Go through the records below line by line, counting those that contain the word "Unposted"; answer with the count only.
===
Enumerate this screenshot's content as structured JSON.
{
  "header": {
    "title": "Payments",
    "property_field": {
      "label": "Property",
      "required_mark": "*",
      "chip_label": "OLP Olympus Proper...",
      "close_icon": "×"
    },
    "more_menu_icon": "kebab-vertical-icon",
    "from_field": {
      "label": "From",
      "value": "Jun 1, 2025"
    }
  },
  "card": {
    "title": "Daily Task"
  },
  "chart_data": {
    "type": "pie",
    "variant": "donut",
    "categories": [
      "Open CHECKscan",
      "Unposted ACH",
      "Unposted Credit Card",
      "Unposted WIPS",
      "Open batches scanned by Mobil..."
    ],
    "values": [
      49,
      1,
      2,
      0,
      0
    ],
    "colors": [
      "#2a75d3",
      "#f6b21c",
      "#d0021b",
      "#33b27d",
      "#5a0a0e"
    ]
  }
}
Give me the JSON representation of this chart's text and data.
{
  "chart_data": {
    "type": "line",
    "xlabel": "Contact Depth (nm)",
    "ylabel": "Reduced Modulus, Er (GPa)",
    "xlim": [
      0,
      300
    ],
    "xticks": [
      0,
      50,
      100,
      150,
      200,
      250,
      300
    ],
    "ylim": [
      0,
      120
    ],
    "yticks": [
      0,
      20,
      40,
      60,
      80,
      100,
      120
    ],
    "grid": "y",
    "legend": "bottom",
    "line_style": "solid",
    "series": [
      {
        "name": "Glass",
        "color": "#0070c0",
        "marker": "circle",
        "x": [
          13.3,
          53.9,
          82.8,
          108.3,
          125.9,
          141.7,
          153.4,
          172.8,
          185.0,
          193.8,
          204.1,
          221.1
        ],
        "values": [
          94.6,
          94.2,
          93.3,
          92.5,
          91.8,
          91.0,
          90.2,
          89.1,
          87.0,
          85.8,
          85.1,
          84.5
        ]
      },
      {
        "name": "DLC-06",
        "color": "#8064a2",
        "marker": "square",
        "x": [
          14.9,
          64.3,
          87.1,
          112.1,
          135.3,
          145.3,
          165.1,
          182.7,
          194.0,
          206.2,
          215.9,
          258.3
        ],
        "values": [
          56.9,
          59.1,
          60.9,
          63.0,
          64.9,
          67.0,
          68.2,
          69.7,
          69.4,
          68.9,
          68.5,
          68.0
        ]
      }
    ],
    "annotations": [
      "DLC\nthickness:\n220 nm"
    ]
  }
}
===
# Full response
3